→ Exercise aim: Please transcribe the data that follows without the pictures, keeping every word the same.

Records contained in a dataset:
==============================
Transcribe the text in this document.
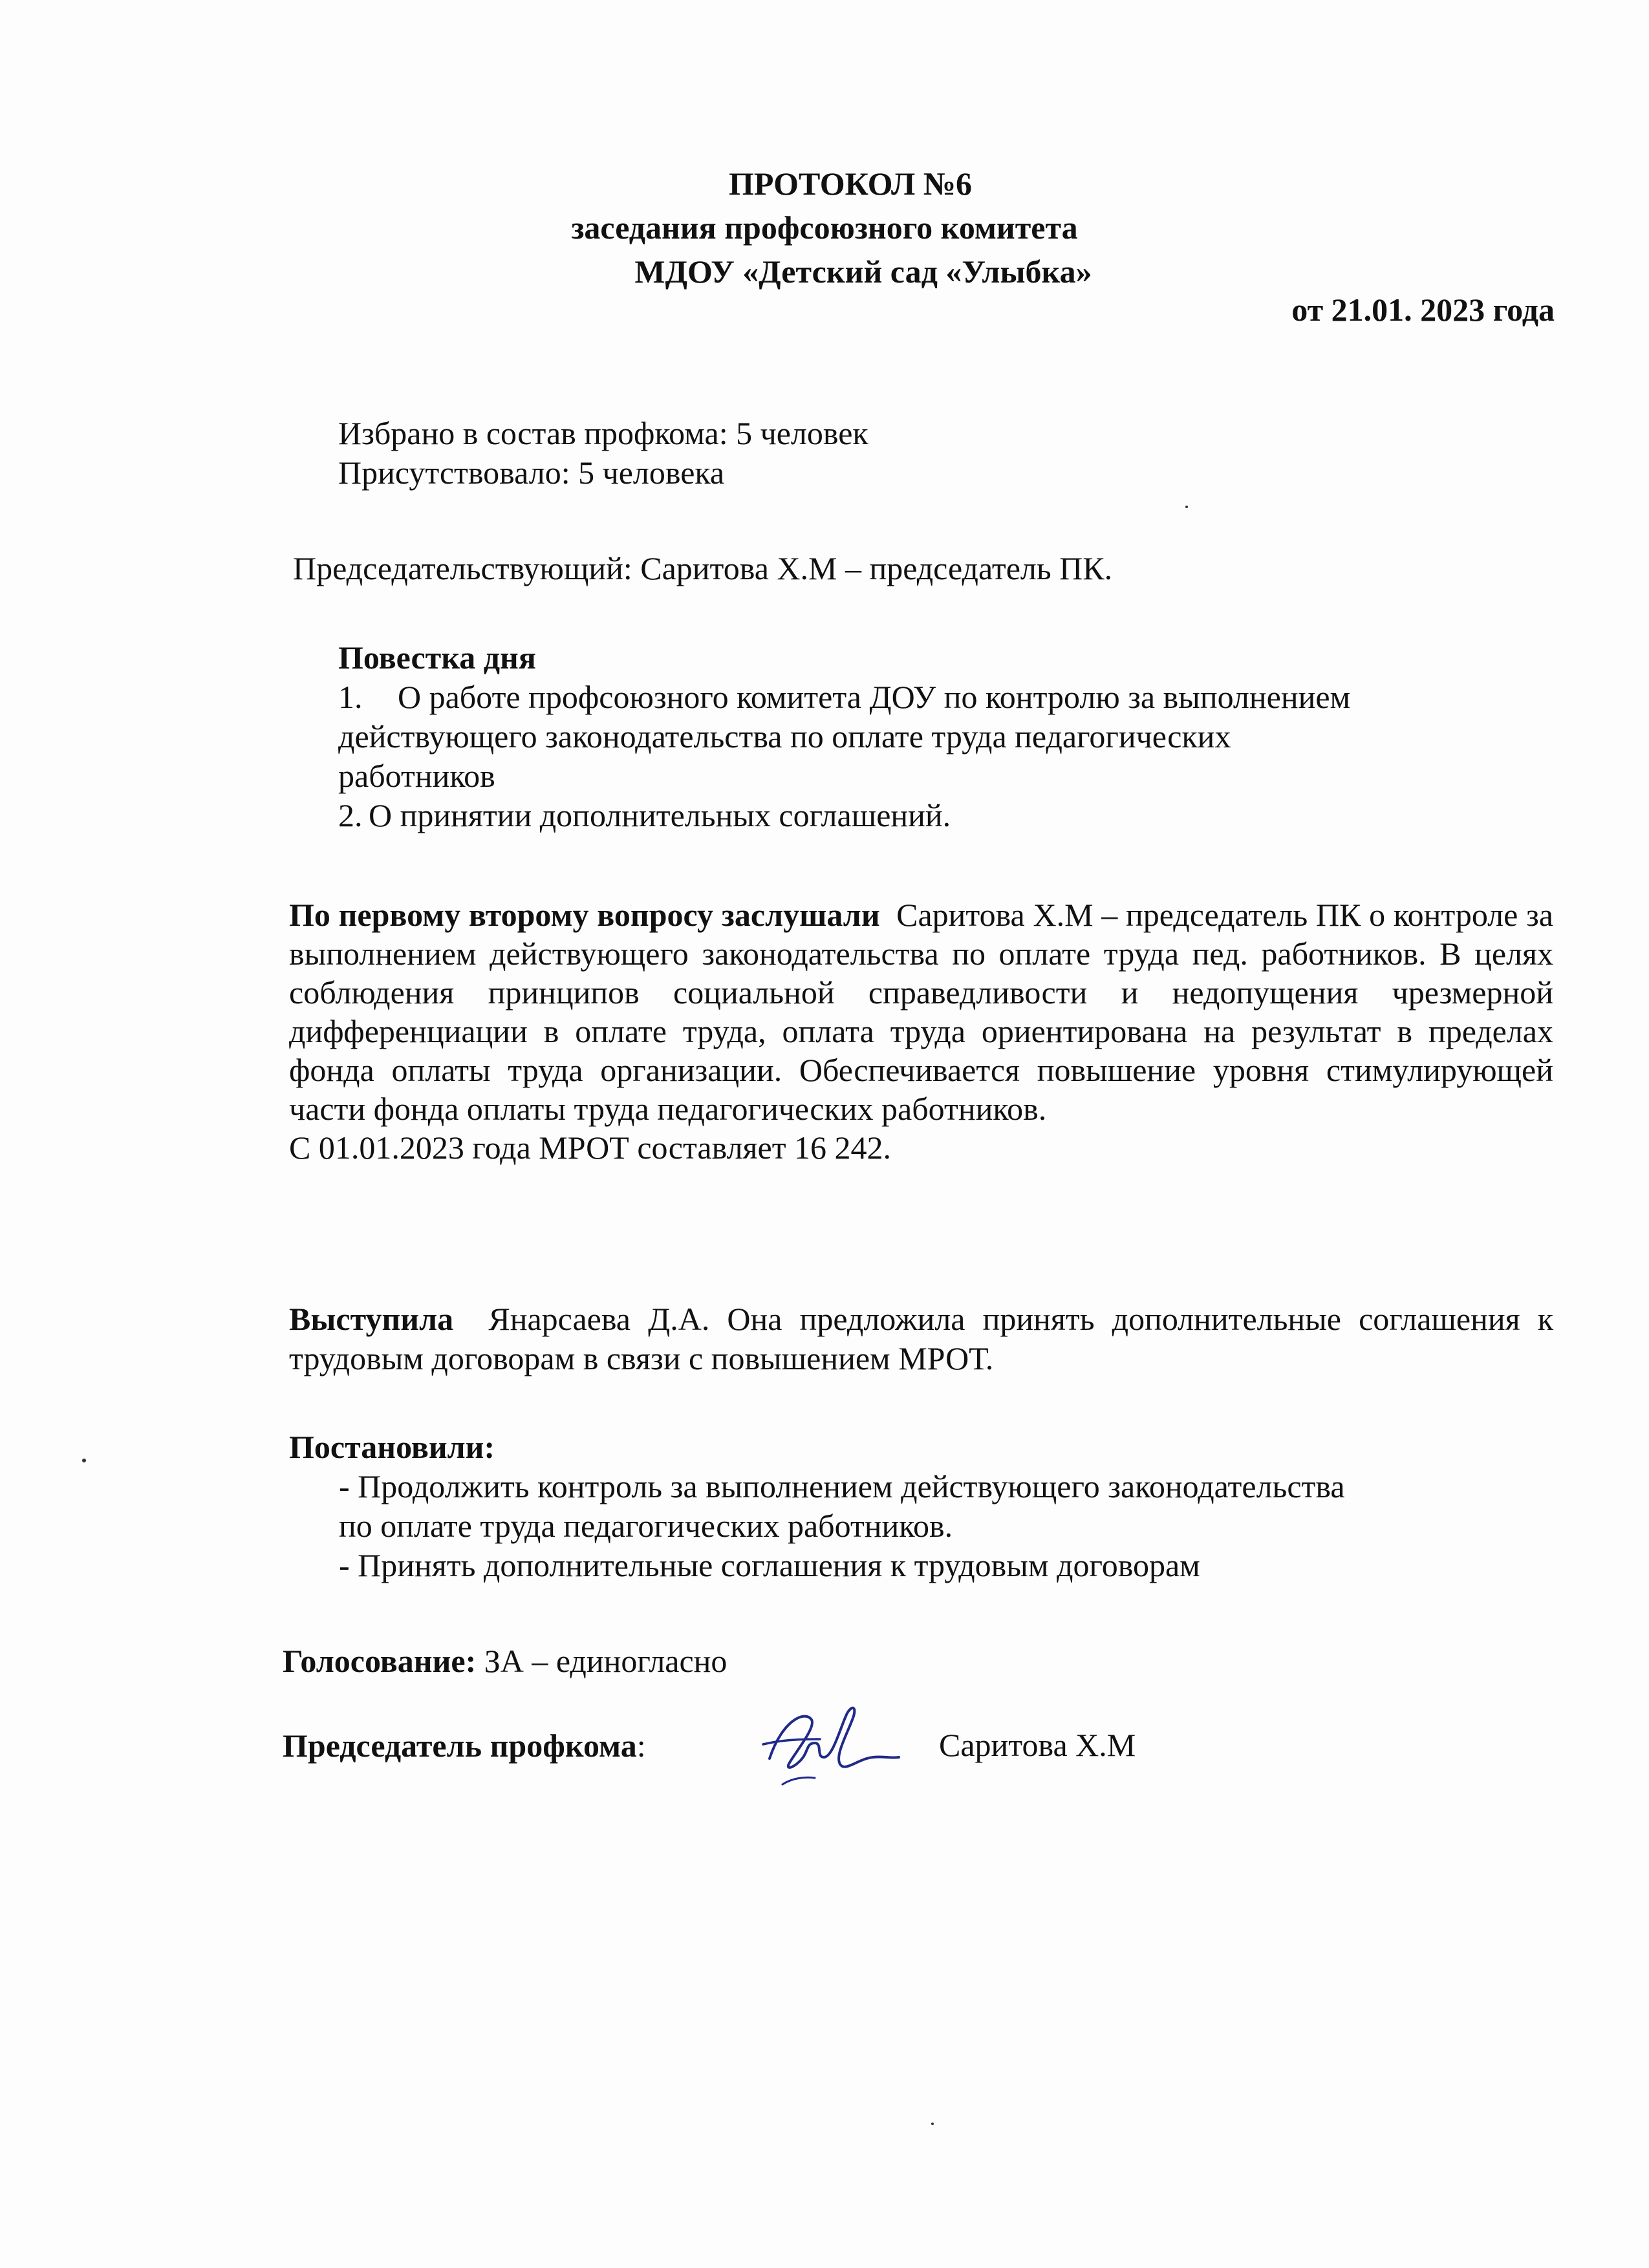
ПРОТОКОЛ №6
заседания профсоюзного комитета
МДОУ «Детский сад «Улыбка»
от 21.01. 2023 года
Избрано в состав профкома: 5 человек
Присутствовало: 5 человека
Председательствующий: Саритова Х.М – председатель ПК.
Повестка дня
1. О работе профсоюзного комитета ДОУ по контролю за выполнением
действующего законодательства по оплате труда педагогических
работников
2. О принятии дополнительных соглашений.
По первому второму вопросу заслушали Саритова Х.М – председатель ПК о контроле за выполнением действующего законодательства по оплате труда пед. работников. В целях соблюдения принципов социальной справедливости и недопущения чрезмерной дифференциации в оплате труда, оплата труда ориентирована на результат в пределах фонда оплаты труда организации. Обеспечивается повышение уровня стимулирующей части фонда оплаты труда педагогических работников.
С 01.01.2023 года МРОТ составляет 16 242.
Выступила Янарсаева Д.А. Она предложила принять дополнительные соглашения к трудовым договорам в связи с повышением МРОТ.
Постановили:
- Продолжить контроль за выполнением действующего законодательства
по оплате труда педагогических работников.
- Принять дополнительные соглашения к трудовым договорам
Голосование: ЗА – единогласно
Председатель профкома:	Саритова Х.М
==============================
→ Answer:
Transcribe the text in this document.
ПРОТОКОЛ №6
заседания профсоюзного комитета
МДОУ «Детский сад «Улыбка»
от 21.01. 2023 года
Избрано в состав профкома: 5 человек
Присутствовало: 5 человека
Председательствующий: Саритова Х.М – председатель ПК.
Повестка дня
1. О работе профсоюзного комитета ДОУ по контролю за выполнением
действующего законодательства по оплате труда педагогических
работников
2. О принятии дополнительных соглашений.
По первому второму вопросу заслушали Саритова Х.М – председатель ПК о контроле за выполнением действующего законодательства по оплате труда пед. работников. В целях соблюдения принципов социальной справедливости и недопущения чрезмерной дифференциации в оплате труда, оплата труда ориентирована на результат в пределах фонда оплаты труда организации. Обеспечивается повышение уровня стимулирующей части фонда оплаты труда педагогических работников.
С 01.01.2023 года МРОТ составляет 16 242.
Выступила Янарсаева Д.А. Она предложила принять дополнительные соглашения к трудовым договорам в связи с повышением МРОТ.
Постановили:
- Продолжить контроль за выполнением действующего законодательства
по оплате труда педагогических работников.
- Принять дополнительные соглашения к трудовым договорам
Голосование: ЗА – единогласно
Председатель профкома:	Саритова Х.М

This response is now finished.